*Brief*. Extract the complete listing and repeat it word for word.

*Data excerpts*.
--*--

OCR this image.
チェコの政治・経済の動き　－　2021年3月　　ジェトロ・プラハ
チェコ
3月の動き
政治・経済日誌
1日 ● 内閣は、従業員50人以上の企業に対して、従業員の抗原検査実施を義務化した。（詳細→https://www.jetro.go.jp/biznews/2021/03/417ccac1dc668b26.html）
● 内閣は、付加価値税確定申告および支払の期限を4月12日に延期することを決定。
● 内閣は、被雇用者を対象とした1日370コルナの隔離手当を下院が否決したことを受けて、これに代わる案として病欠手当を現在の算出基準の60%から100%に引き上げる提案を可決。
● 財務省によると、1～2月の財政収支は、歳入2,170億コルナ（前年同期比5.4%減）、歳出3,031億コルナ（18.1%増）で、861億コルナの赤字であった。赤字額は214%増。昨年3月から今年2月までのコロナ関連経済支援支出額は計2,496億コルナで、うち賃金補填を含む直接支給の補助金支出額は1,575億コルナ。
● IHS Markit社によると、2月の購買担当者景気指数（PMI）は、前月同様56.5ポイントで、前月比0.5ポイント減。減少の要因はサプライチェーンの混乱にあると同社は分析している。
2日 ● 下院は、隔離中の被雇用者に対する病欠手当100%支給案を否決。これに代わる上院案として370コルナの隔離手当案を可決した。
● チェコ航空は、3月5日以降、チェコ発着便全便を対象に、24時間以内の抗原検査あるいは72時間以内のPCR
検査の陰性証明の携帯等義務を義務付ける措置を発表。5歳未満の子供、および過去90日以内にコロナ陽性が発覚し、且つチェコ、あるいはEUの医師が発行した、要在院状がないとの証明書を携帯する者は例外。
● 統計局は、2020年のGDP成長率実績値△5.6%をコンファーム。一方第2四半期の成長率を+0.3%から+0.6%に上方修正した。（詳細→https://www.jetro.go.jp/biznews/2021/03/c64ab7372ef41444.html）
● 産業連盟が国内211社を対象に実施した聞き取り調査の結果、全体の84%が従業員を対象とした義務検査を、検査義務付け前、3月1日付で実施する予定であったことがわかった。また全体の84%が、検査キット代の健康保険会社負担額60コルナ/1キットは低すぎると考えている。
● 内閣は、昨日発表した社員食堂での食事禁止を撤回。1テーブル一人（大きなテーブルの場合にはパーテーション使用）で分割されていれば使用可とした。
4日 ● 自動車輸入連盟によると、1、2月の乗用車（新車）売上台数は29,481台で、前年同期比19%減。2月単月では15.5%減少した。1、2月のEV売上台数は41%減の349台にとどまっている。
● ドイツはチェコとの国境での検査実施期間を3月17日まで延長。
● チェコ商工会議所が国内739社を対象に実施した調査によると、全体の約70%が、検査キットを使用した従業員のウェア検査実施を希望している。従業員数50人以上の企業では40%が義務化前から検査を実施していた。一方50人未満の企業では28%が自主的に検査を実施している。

--*--

*Result of this task*.
OCR this image.
チェコの政治・経済の動き　－　2021年3月　　ジェトロ・プラハ
チェコ
3月の動き
政治・経済日誌
1日 ● 内閣は、従業員50人以上の企業に対して、従業員の抗原検査実施を義務化した。（詳細→https://www.jetro.go.jp/biznews/2021/03/417ccac1dc668b26.html）
● 内閣は、付加価値税確定申告および支払の期限を4月12日に延期することを決定。
● 内閣は、被雇用者を対象とした1日370コルナの隔離手当を下院が否決したことを受けて、これに代わる案として病欠手当を現在の算出基準の60%から100%に引き上げる提案を可決。
● 財務省によると、1～2月の財政収支は、歳入2,170億コルナ（前年同期比5.4%減）、歳出3,031億コルナ（18.1%増）で、861億コルナの赤字であった。赤字額は214%増。昨年3月から今年2月までのコロナ関連経済支援支出額は計2,496億コルナで、うち賃金補填を含む直接支給の補助金支出額は1,575億コルナ。
● IHS Markit社によると、2月の購買担当者景気指数（PMI）は、前月同様56.5ポイントで、前月比0.5ポイント減。減少の要因はサプライチェーンの混乱にあると同社は分析している。
2日 ● 下院は、隔離中の被雇用者に対する病欠手当100%支給案を否決。これに代わる上院案として370コルナの隔離手当案を可決した。
● チェコ航空は、3月5日以降、チェコ発着便全便を対象に、24時間以内の抗原検査あるいは72時間以内のPCR
検査の陰性証明の携帯等義務を義務付ける措置を発表。5歳未満の子供、および過去90日以内にコロナ陽性が発覚し、且つチェコ、あるいはEUの医師が発行した、要在院状がないとの証明書を携帯する者は例外。
● 統計局は、2020年のGDP成長率実績値△5.6%をコンファーム。一方第2四半期の成長率を+0.3%から+0.6%に上方修正した。（詳細→https://www.jetro.go.jp/biznews/2021/03/c64ab7372ef41444.html）
● 産業連盟が国内211社を対象に実施した聞き取り調査の結果、全体の84%が従業員を対象とした義務検査を、検査義務付け前、3月1日付で実施する予定であったことがわかった。また全体の84%が、検査キット代の健康保険会社負担額60コルナ/1キットは低すぎると考えている。
● 内閣は、昨日発表した社員食堂での食事禁止を撤回。1テーブル一人（大きなテーブルの場合にはパーテーション使用）で分割されていれば使用可とした。
4日 ● 自動車輸入連盟によると、1、2月の乗用車（新車）売上台数は29,481台で、前年同期比19%減。2月単月では15.5%減少した。1、2月のEV売上台数は41%減の349台にとどまっている。
● ドイツはチェコとの国境での検査実施期間を3月17日まで延長。
● チェコ商工会議所が国内739社を対象に実施した調査によると、全体の約70%が、検査キットを使用した従業員のウェア検査実施を希望している。従業員数50人以上の企業では40%が義務化前から検査を実施していた。一方50人未満の企業では28%が自主的に検査を実施している。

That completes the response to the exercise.